What you will do: Only lines holding the word "this" should be copied from the material.

Data for the task:
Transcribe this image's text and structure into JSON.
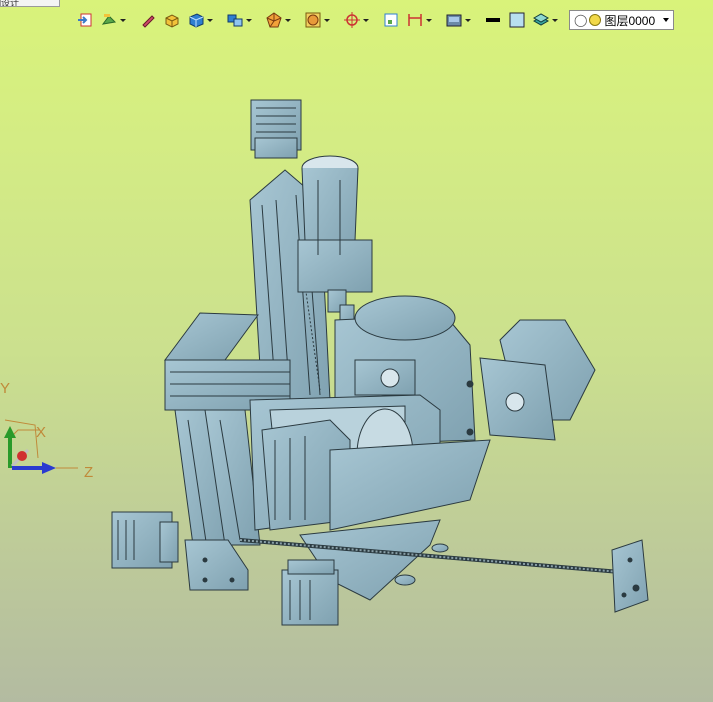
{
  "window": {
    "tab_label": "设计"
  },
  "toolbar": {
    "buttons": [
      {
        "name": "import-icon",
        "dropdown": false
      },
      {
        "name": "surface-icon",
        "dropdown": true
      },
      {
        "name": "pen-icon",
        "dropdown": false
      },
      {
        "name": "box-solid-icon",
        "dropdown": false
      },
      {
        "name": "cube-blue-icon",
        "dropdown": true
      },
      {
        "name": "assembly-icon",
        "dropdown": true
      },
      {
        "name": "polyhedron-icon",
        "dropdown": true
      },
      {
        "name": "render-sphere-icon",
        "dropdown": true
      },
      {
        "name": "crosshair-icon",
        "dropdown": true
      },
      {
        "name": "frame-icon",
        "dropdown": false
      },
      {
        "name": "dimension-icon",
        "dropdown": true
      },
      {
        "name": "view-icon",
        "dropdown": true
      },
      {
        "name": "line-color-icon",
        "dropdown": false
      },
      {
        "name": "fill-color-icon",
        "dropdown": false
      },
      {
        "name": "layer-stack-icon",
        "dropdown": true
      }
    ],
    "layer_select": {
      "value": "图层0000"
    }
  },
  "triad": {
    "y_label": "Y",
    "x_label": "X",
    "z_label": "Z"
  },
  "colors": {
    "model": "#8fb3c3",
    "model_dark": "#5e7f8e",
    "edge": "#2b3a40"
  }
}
...
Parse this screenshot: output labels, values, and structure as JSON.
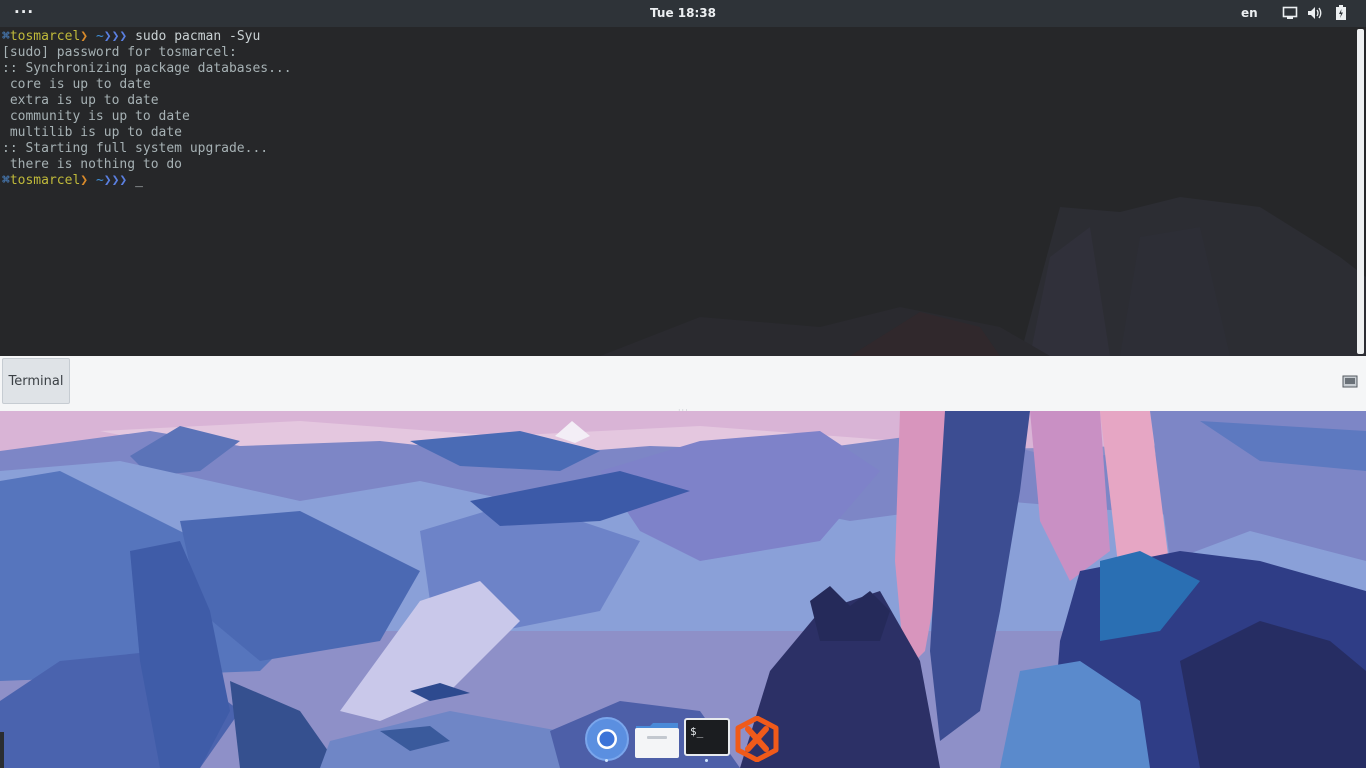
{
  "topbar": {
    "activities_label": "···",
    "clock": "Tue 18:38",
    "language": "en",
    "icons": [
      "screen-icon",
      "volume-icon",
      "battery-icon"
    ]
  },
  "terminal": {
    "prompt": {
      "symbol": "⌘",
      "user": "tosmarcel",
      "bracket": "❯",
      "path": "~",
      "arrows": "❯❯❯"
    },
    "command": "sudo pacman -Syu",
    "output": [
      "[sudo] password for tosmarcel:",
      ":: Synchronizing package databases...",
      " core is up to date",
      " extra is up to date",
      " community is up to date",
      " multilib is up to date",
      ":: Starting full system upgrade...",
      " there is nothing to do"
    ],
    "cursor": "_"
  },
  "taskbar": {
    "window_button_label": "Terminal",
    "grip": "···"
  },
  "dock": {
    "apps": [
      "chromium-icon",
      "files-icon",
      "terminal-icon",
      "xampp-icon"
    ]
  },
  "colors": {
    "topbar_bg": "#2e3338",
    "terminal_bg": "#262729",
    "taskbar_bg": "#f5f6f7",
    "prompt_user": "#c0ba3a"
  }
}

Task response:
Transcribe this image's text and structure into JSON.
Parse this screenshot: output labels, values, and structure as JSON.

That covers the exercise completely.